Stored data entries

******

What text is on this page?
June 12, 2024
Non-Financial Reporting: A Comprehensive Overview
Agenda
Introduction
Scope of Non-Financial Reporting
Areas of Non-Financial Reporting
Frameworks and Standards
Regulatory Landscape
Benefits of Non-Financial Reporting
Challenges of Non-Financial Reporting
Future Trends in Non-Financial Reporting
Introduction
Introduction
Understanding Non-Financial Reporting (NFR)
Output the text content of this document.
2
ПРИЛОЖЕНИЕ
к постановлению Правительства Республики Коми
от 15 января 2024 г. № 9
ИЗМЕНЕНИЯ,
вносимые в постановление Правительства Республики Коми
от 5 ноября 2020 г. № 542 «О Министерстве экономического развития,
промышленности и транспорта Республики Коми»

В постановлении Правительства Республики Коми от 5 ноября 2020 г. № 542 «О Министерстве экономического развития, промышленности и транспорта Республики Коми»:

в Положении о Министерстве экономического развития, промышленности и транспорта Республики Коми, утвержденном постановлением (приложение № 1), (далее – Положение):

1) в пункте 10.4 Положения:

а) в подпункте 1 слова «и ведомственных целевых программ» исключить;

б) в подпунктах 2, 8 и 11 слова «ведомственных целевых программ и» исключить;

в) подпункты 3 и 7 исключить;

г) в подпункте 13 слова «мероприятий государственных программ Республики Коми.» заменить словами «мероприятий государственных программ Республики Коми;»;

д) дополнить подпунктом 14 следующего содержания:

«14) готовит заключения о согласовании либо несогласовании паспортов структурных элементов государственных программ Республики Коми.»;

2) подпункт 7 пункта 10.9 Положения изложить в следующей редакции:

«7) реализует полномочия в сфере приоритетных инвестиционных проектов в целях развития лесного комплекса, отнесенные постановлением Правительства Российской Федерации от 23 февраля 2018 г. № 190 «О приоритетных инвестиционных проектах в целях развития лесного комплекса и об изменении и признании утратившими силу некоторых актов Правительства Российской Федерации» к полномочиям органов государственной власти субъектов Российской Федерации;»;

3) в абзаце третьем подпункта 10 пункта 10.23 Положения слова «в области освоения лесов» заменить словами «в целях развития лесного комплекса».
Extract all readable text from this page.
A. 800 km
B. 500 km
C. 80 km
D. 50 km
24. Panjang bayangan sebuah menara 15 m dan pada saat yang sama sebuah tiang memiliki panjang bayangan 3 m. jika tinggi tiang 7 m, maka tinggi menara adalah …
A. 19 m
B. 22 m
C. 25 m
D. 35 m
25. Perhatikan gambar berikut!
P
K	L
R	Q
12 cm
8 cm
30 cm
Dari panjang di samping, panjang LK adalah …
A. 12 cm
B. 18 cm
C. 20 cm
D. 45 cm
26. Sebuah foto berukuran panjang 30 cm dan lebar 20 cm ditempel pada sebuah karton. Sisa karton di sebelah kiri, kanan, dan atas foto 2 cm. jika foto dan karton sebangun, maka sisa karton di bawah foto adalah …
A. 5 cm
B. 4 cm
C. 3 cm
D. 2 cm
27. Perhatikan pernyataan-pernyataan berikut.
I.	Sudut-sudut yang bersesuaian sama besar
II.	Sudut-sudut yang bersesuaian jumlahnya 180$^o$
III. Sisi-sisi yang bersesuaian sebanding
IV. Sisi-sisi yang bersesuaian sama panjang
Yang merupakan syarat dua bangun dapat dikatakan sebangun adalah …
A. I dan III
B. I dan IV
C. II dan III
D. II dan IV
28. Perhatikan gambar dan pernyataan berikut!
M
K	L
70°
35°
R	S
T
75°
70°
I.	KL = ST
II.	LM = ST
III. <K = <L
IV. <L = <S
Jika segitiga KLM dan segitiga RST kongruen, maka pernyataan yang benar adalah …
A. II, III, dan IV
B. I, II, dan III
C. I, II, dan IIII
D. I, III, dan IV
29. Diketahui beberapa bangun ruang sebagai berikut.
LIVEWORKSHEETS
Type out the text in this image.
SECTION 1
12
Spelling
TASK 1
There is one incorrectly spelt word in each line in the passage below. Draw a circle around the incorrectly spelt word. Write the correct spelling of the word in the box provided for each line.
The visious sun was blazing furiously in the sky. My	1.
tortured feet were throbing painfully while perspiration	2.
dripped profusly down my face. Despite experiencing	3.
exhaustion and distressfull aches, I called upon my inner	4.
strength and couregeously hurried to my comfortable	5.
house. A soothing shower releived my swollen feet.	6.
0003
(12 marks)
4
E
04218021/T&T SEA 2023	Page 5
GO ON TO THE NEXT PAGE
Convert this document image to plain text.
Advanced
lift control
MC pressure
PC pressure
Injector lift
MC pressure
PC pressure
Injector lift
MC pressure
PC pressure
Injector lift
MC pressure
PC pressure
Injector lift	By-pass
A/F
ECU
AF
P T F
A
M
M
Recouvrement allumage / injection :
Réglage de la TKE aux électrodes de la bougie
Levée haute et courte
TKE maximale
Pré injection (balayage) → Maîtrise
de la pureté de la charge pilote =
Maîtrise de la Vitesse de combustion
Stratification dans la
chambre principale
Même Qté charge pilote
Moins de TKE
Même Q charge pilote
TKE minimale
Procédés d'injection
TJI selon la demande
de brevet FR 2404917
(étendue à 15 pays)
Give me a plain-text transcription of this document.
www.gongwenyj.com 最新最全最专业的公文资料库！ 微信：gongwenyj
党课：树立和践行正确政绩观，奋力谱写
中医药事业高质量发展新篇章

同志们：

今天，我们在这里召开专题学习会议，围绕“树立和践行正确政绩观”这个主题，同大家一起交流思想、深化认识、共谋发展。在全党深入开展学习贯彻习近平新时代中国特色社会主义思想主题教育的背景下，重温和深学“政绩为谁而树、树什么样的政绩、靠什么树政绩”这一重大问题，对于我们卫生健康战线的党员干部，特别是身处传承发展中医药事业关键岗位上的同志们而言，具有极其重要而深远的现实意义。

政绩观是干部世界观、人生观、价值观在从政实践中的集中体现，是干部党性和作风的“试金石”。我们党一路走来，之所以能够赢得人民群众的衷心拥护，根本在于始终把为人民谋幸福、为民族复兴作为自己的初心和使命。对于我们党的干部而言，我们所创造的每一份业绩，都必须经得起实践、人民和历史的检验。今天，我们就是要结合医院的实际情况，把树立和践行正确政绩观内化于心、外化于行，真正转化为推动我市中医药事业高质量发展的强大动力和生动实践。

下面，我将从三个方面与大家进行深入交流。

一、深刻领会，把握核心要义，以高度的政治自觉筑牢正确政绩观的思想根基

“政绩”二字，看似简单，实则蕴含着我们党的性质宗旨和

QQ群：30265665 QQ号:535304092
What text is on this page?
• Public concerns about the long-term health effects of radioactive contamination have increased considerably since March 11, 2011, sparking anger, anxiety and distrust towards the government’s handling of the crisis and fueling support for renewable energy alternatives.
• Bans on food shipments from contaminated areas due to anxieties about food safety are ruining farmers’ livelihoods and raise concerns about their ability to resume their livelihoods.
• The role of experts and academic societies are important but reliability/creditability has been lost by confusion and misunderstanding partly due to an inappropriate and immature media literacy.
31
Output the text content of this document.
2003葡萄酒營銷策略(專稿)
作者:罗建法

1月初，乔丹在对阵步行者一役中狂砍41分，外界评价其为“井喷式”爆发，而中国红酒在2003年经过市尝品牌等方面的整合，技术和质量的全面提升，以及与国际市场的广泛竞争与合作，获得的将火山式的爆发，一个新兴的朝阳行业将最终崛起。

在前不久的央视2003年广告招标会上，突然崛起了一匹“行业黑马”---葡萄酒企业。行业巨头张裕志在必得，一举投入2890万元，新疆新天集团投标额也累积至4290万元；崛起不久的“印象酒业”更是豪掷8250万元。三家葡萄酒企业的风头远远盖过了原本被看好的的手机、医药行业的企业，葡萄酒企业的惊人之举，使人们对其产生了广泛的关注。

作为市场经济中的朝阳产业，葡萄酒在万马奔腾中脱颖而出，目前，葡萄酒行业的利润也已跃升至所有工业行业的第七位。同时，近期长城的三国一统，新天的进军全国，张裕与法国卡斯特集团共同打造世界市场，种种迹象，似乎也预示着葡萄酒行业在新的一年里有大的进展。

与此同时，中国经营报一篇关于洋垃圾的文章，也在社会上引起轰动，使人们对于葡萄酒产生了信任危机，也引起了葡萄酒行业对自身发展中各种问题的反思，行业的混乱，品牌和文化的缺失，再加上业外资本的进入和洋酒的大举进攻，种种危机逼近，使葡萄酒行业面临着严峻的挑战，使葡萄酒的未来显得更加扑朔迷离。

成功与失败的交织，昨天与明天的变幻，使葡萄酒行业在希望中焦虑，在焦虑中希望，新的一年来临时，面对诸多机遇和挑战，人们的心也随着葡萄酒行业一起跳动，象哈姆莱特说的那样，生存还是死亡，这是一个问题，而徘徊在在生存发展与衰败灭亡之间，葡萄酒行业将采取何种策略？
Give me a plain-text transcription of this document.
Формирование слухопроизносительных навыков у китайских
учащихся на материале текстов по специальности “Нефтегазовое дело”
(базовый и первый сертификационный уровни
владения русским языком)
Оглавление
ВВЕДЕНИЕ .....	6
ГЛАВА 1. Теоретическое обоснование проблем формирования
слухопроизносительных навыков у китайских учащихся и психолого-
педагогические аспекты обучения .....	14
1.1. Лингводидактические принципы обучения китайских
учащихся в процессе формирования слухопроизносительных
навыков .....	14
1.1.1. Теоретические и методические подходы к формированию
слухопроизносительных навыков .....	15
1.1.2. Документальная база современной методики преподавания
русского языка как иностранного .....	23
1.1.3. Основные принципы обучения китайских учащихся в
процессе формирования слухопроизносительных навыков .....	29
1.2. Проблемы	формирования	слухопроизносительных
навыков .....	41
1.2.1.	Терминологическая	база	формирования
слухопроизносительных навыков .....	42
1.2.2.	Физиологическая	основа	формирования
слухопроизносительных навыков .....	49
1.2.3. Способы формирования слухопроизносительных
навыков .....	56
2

******

Among the lines of the data, identify those with the word "Financial". Copy each of them.

» Finished task:
Non-Financial Reporting: A Comprehensive Overview
Scope of Non-Financial Reporting
Areas of Non-Financial Reporting
Benefits of Non-Financial Reporting
Challenges of Non-Financial Reporting
Future Trends in Non-Financial Reporting
Understanding Non-Financial Reporting (NFR)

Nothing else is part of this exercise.